* EXERCISE
Below is some material; transcribe all of it exactly.

* RECORD EXTRACTS
* START *

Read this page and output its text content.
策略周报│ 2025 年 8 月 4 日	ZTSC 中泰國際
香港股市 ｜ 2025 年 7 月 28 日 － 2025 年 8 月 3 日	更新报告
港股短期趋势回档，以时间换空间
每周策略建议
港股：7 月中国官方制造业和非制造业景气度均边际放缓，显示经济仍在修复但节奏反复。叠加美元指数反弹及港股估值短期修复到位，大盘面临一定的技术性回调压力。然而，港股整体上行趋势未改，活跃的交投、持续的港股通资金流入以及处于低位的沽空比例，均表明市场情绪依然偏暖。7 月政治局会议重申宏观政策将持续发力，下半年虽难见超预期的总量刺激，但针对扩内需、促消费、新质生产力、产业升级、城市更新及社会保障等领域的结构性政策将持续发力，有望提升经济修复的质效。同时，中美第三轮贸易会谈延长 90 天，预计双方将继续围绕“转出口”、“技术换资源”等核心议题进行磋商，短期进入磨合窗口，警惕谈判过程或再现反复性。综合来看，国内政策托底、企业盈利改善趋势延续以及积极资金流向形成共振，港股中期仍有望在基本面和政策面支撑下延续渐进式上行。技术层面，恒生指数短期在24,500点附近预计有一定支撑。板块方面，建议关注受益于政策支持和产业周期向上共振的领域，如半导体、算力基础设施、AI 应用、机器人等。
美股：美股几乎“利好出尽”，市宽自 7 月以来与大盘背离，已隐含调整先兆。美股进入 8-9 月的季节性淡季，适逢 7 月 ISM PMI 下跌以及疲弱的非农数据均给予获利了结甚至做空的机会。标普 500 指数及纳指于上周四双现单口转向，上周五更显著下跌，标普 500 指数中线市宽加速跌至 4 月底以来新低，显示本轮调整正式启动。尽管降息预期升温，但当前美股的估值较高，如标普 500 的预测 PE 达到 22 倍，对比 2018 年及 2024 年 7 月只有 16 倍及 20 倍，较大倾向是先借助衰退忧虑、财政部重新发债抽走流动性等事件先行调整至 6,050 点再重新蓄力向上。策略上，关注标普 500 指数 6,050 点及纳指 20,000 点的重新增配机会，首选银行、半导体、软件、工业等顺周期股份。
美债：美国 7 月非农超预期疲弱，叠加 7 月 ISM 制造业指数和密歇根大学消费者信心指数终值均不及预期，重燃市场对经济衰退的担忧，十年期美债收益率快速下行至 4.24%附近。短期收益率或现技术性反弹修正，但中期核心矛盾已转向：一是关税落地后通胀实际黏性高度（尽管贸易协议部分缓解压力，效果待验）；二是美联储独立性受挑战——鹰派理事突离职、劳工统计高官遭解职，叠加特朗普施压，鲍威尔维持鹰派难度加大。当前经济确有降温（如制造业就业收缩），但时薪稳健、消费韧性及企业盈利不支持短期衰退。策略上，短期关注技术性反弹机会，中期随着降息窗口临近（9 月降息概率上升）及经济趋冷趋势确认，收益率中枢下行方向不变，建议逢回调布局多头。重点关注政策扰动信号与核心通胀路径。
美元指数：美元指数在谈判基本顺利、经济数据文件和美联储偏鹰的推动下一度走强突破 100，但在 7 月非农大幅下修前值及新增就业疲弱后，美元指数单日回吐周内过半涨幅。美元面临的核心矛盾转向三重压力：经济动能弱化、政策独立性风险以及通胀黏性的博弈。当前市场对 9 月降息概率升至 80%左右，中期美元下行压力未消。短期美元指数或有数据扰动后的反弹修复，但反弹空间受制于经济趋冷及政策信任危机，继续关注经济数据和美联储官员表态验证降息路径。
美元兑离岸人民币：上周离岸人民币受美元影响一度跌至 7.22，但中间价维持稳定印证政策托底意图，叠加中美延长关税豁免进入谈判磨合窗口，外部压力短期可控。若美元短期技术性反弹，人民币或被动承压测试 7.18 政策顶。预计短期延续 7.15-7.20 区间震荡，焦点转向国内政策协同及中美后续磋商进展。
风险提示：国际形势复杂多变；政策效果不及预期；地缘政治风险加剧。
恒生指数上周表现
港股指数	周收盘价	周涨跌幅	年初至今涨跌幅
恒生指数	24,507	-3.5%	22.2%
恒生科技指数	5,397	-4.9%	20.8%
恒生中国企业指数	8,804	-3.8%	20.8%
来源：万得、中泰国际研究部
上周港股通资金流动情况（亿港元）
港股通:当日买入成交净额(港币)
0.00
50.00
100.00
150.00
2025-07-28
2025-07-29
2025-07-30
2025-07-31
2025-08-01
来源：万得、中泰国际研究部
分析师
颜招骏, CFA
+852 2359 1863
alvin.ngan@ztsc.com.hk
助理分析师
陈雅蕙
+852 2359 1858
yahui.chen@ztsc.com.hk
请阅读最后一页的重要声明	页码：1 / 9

* END *

* FULL ANSWER
Read this page and output its text content.
策略周报│ 2025 年 8 月 4 日	ZTSC 中泰國際
香港股市 ｜ 2025 年 7 月 28 日 － 2025 年 8 月 3 日	更新报告
港股短期趋势回档，以时间换空间
每周策略建议
港股：7 月中国官方制造业和非制造业景气度均边际放缓，显示经济仍在修复但节奏反复。叠加美元指数反弹及港股估值短期修复到位，大盘面临一定的技术性回调压力。然而，港股整体上行趋势未改，活跃的交投、持续的港股通资金流入以及处于低位的沽空比例，均表明市场情绪依然偏暖。7 月政治局会议重申宏观政策将持续发力，下半年虽难见超预期的总量刺激，但针对扩内需、促消费、新质生产力、产业升级、城市更新及社会保障等领域的结构性政策将持续发力，有望提升经济修复的质效。同时，中美第三轮贸易会谈延长 90 天，预计双方将继续围绕“转出口”、“技术换资源”等核心议题进行磋商，短期进入磨合窗口，警惕谈判过程或再现反复性。综合来看，国内政策托底、企业盈利改善趋势延续以及积极资金流向形成共振，港股中期仍有望在基本面和政策面支撑下延续渐进式上行。技术层面，恒生指数短期在24,500点附近预计有一定支撑。板块方面，建议关注受益于政策支持和产业周期向上共振的领域，如半导体、算力基础设施、AI 应用、机器人等。
美股：美股几乎“利好出尽”，市宽自 7 月以来与大盘背离，已隐含调整先兆。美股进入 8-9 月的季节性淡季，适逢 7 月 ISM PMI 下跌以及疲弱的非农数据均给予获利了结甚至做空的机会。标普 500 指数及纳指于上周四双现单口转向，上周五更显著下跌，标普 500 指数中线市宽加速跌至 4 月底以来新低，显示本轮调整正式启动。尽管降息预期升温，但当前美股的估值较高，如标普 500 的预测 PE 达到 22 倍，对比 2018 年及 2024 年 7 月只有 16 倍及 20 倍，较大倾向是先借助衰退忧虑、财政部重新发债抽走流动性等事件先行调整至 6,050 点再重新蓄力向上。策略上，关注标普 500 指数 6,050 点及纳指 20,000 点的重新增配机会，首选银行、半导体、软件、工业等顺周期股份。
美债：美国 7 月非农超预期疲弱，叠加 7 月 ISM 制造业指数和密歇根大学消费者信心指数终值均不及预期，重燃市场对经济衰退的担忧，十年期美债收益率快速下行至 4.24%附近。短期收益率或现技术性反弹修正，但中期核心矛盾已转向：一是关税落地后通胀实际黏性高度（尽管贸易协议部分缓解压力，效果待验）；二是美联储独立性受挑战——鹰派理事突离职、劳工统计高官遭解职，叠加特朗普施压，鲍威尔维持鹰派难度加大。当前经济确有降温（如制造业就业收缩），但时薪稳健、消费韧性及企业盈利不支持短期衰退。策略上，短期关注技术性反弹机会，中期随着降息窗口临近（9 月降息概率上升）及经济趋冷趋势确认，收益率中枢下行方向不变，建议逢回调布局多头。重点关注政策扰动信号与核心通胀路径。
美元指数：美元指数在谈判基本顺利、经济数据文件和美联储偏鹰的推动下一度走强突破 100，但在 7 月非农大幅下修前值及新增就业疲弱后，美元指数单日回吐周内过半涨幅。美元面临的核心矛盾转向三重压力：经济动能弱化、政策独立性风险以及通胀黏性的博弈。当前市场对 9 月降息概率升至 80%左右，中期美元下行压力未消。短期美元指数或有数据扰动后的反弹修复，但反弹空间受制于经济趋冷及政策信任危机，继续关注经济数据和美联储官员表态验证降息路径。
美元兑离岸人民币：上周离岸人民币受美元影响一度跌至 7.22，但中间价维持稳定印证政策托底意图，叠加中美延长关税豁免进入谈判磨合窗口，外部压力短期可控。若美元短期技术性反弹，人民币或被动承压测试 7.18 政策顶。预计短期延续 7.15-7.20 区间震荡，焦点转向国内政策协同及中美后续磋商进展。
风险提示：国际形势复杂多变；政策效果不及预期；地缘政治风险加剧。
恒生指数上周表现
港股指数	周收盘价	周涨跌幅	年初至今涨跌幅
恒生指数	24,507	-3.5%	22.2%
恒生科技指数	5,397	-4.9%	20.8%
恒生中国企业指数	8,804	-3.8%	20.8%
来源：万得、中泰国际研究部
上周港股通资金流动情况（亿港元）
港股通:当日买入成交净额(港币)
0.00
50.00
100.00
150.00
2025-07-28
2025-07-29
2025-07-30
2025-07-31
2025-08-01
来源：万得、中泰国际研究部
分析师
颜招骏, CFA
+852 2359 1863
alvin.ngan@ztsc.com.hk
助理分析师
陈雅蕙
+852 2359 1858
yahui.chen@ztsc.com.hk
请阅读最后一页的重要声明	页码：1 / 9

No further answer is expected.